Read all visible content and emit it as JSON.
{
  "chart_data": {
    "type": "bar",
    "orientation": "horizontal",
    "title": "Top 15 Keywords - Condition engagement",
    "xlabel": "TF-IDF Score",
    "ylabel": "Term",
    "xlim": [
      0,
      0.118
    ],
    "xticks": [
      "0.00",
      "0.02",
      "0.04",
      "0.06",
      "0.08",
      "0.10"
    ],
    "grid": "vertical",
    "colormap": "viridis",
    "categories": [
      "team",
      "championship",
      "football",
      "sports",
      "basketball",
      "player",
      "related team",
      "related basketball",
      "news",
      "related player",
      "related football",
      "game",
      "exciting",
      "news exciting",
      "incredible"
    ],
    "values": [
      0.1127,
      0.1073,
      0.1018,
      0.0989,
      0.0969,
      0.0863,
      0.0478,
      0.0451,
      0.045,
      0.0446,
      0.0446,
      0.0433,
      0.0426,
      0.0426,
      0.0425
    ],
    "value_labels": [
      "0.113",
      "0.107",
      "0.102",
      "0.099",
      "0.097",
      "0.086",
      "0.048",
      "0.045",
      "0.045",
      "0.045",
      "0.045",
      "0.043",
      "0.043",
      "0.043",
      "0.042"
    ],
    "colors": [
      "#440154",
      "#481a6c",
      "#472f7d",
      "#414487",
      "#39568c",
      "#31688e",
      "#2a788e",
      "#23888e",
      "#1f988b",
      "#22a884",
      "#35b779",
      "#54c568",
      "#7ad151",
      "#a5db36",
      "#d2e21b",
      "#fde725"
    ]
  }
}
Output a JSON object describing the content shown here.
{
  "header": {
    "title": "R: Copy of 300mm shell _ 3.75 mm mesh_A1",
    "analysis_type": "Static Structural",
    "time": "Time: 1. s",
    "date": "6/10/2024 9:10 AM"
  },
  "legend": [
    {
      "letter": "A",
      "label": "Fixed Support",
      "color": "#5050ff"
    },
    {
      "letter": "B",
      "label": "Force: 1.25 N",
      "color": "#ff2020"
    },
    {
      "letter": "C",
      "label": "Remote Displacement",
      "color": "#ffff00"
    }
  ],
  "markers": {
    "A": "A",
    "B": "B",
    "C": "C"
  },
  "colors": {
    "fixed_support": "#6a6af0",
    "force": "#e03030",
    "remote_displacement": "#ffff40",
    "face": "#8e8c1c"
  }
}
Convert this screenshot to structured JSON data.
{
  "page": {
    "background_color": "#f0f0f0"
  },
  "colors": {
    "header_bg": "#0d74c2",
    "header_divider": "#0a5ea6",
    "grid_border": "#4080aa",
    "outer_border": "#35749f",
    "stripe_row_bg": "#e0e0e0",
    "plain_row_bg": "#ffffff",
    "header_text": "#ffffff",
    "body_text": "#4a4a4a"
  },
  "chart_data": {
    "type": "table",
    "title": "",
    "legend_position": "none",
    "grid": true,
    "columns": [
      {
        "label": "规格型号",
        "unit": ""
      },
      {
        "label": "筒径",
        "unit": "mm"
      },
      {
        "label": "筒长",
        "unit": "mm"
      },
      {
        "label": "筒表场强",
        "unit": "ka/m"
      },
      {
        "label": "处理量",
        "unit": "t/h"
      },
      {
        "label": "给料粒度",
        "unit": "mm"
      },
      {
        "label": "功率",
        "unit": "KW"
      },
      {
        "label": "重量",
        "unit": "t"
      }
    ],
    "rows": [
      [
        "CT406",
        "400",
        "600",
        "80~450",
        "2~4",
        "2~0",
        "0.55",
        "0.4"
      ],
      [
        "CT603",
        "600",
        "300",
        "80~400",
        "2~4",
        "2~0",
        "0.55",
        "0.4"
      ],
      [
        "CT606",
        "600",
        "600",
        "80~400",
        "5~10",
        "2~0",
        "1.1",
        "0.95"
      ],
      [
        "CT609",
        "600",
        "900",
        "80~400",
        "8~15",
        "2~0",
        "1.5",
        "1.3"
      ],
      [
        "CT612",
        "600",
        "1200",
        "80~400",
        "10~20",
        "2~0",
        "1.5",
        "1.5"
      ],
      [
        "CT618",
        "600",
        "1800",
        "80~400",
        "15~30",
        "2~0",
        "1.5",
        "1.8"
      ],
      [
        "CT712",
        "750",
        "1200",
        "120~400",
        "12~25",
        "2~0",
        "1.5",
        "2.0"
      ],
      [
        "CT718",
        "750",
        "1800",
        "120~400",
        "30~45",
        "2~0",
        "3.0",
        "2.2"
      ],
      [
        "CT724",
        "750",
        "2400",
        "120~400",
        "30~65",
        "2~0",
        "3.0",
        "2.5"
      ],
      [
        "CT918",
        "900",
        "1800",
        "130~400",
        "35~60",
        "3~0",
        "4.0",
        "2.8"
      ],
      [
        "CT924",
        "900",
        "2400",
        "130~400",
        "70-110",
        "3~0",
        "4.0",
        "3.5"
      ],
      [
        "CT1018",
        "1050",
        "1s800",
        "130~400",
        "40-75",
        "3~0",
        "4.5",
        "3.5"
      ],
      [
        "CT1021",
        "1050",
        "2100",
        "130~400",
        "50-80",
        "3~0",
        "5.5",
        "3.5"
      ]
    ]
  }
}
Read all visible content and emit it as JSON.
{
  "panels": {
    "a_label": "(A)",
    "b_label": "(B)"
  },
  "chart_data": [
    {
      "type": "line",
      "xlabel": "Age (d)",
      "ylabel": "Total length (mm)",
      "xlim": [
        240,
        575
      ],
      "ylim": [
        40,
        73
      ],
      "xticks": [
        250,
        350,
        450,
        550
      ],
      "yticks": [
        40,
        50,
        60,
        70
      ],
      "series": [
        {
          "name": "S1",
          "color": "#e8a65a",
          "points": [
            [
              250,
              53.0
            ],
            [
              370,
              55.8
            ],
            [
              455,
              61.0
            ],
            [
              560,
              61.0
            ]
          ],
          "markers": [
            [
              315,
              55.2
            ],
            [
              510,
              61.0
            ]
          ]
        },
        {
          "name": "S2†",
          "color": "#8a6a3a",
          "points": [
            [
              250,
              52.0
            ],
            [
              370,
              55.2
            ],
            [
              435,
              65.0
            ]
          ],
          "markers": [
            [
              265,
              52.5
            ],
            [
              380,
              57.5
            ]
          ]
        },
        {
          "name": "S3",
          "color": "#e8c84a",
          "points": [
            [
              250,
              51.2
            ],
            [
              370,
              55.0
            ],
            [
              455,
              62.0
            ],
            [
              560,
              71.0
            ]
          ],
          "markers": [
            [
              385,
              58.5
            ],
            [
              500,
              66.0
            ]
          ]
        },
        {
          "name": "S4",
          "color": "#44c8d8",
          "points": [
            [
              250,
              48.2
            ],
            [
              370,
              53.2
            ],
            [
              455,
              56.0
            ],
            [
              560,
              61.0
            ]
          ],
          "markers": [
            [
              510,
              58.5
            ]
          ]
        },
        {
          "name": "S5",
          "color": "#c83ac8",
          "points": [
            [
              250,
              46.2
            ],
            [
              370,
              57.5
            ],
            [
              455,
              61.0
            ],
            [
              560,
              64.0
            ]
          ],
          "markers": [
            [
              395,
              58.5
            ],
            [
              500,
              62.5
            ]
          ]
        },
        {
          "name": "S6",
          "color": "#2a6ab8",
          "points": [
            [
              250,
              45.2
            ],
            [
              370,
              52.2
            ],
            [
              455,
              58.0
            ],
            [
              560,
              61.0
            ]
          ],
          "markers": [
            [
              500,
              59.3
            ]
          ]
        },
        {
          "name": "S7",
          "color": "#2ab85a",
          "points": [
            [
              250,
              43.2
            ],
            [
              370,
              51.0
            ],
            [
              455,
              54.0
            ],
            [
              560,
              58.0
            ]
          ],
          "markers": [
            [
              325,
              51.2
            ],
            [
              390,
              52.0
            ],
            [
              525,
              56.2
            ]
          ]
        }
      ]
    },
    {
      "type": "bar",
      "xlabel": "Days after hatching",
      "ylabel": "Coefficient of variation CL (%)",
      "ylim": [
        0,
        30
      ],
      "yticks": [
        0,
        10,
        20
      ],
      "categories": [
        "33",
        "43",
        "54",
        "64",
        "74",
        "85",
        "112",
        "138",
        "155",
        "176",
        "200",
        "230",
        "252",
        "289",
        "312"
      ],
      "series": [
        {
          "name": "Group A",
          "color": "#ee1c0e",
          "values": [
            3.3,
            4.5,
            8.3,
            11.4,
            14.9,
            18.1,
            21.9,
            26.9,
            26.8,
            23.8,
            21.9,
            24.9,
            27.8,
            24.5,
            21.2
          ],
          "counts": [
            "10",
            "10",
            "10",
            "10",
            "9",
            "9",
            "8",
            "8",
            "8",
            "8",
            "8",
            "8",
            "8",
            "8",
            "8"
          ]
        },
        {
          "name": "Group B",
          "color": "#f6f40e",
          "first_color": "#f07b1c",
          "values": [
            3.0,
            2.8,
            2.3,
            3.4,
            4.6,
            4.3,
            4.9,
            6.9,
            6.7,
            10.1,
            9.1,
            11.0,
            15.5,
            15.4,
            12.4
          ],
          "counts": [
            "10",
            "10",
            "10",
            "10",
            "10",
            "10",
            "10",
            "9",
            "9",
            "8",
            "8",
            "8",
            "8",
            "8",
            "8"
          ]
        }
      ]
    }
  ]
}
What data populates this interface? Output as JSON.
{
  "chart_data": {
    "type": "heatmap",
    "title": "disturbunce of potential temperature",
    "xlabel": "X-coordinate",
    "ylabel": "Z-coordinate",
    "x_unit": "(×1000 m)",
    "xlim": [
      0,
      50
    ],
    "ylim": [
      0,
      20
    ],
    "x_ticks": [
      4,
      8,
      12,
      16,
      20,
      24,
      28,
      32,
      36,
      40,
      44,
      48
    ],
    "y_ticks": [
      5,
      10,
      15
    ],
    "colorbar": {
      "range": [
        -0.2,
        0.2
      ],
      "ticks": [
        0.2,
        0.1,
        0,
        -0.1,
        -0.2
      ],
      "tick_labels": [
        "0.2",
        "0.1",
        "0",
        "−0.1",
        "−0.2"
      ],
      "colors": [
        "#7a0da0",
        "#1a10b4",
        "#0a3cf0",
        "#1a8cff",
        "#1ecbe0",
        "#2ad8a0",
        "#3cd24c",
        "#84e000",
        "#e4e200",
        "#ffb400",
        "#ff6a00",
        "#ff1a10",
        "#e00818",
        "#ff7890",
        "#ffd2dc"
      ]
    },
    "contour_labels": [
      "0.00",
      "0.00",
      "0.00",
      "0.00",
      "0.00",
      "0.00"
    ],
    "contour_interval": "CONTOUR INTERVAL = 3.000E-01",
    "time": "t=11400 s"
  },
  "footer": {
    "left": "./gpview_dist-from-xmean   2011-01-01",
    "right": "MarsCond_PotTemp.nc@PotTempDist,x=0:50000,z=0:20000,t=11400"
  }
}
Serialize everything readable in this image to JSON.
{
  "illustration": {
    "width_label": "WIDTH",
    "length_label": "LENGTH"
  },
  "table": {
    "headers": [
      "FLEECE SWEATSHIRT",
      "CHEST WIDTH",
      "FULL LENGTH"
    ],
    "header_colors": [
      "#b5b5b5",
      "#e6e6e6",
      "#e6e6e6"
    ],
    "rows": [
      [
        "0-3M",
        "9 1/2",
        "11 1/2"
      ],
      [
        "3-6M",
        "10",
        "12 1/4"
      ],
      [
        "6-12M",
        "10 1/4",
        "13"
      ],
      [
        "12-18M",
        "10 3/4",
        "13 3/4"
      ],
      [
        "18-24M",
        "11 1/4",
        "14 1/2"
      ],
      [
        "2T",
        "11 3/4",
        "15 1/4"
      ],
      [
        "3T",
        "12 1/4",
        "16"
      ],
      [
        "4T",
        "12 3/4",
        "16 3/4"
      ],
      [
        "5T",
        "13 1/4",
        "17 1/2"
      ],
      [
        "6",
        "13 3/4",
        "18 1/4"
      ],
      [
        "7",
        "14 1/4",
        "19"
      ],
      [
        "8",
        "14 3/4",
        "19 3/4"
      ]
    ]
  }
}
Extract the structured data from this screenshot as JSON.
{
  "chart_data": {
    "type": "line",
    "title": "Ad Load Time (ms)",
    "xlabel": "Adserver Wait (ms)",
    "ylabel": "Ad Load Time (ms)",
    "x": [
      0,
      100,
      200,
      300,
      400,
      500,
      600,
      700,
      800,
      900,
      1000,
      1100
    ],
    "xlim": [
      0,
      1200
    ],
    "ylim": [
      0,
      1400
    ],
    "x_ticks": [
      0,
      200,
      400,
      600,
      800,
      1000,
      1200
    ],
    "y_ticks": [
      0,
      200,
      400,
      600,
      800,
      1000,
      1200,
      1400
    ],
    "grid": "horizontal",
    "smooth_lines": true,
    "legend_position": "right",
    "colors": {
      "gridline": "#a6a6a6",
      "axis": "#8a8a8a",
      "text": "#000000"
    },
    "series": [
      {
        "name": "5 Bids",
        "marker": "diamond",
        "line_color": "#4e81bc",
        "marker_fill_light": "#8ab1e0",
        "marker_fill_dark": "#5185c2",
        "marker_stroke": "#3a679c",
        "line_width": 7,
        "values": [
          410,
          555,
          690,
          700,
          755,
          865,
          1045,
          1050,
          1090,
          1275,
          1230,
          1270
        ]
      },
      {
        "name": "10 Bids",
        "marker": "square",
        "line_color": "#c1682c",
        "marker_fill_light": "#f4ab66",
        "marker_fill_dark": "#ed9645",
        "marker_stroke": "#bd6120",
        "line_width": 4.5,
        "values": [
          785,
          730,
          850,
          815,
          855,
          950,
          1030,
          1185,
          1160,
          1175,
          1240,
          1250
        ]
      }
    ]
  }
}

== WORK REQUIRED ==
Lines holding the word "from" in the entries above are the ones to pull out. Copy them all.

== WORKED ANSWER ==
    "left": "./gpview_dist-from-xmean   2011-01-01",
Extract the structured data from this screenshot as JSON.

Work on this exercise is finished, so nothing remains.